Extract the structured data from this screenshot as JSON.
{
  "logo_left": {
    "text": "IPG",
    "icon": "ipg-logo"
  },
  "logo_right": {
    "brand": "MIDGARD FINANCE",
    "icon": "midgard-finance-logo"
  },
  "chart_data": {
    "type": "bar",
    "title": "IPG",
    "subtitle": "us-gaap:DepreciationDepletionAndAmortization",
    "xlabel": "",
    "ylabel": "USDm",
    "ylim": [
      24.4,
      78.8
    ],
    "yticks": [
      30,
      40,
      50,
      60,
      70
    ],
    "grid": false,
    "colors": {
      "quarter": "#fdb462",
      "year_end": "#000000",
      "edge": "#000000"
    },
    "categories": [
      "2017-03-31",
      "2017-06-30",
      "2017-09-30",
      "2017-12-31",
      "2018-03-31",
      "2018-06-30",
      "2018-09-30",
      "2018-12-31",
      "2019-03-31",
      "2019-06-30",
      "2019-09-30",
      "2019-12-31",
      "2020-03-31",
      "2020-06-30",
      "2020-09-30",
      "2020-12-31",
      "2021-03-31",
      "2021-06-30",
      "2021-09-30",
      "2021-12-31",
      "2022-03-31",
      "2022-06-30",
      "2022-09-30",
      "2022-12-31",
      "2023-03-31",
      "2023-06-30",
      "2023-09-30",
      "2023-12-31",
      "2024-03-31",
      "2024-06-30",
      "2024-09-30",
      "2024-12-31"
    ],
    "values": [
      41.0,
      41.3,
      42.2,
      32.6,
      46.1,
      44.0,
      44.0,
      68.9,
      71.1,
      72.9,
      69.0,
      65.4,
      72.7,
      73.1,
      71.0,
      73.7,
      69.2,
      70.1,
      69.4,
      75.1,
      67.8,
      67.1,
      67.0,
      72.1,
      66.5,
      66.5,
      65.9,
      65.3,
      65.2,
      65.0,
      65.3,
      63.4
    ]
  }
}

◆ ◆ ◆ ◆ ◆

## Task
From the entries above, copy out every line where the string "icon" appears.

## Result for this exercise
    "icon": "ipg-logo"
    "icon": "midgard-finance-logo"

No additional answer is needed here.